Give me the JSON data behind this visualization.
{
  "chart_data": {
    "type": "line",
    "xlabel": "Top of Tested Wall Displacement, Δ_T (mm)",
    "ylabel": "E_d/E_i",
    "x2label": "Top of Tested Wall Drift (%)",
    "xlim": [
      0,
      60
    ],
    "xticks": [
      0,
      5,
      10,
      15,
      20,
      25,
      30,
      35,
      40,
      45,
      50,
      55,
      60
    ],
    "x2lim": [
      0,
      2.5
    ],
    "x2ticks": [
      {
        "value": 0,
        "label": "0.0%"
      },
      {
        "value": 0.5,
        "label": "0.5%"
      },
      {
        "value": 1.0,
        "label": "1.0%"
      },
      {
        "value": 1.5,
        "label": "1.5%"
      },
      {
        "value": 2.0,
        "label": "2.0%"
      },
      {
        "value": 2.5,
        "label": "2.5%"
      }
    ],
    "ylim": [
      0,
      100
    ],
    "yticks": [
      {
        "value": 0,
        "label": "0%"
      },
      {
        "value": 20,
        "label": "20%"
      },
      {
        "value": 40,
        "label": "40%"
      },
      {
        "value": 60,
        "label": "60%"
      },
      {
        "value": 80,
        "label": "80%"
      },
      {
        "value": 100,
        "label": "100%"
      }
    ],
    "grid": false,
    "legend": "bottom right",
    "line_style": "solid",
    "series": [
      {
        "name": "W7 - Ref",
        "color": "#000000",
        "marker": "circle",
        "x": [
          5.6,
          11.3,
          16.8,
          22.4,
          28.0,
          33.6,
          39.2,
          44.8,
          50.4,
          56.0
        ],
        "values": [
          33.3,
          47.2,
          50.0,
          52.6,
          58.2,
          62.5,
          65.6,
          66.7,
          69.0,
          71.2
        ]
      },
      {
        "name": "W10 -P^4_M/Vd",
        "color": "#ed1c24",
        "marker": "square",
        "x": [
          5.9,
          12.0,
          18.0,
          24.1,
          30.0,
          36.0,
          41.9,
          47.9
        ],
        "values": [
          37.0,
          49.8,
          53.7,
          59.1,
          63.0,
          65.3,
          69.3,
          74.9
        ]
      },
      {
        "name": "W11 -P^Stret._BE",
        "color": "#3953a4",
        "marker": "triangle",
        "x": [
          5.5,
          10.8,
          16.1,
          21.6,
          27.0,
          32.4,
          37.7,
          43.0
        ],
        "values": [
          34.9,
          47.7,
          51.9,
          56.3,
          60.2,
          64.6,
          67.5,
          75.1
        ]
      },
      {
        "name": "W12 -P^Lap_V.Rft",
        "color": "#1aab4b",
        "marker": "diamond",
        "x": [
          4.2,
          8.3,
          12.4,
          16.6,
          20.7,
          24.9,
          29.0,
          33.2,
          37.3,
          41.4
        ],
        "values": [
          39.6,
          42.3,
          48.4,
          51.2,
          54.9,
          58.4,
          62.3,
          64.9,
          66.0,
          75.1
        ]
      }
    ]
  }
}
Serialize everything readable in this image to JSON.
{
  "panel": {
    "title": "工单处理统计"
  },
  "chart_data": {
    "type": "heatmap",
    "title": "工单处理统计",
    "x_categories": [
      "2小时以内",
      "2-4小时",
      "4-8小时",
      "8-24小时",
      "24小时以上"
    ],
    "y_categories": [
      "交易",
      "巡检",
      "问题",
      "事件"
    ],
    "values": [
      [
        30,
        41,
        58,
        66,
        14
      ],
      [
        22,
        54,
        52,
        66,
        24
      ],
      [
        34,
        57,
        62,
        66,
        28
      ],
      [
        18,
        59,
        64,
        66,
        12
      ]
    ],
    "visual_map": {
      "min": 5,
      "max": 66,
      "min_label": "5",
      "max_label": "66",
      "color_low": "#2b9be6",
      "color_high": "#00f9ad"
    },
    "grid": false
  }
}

--------------------------------

• _What the task requires_
Isolate the lines above that contain the word "Tested" and copy them.

• _Answer_
    "xlabel": "Top of Tested Wall Displacement, Δ_T (mm)",
    "x2label": "Top of Tested Wall Drift (%)",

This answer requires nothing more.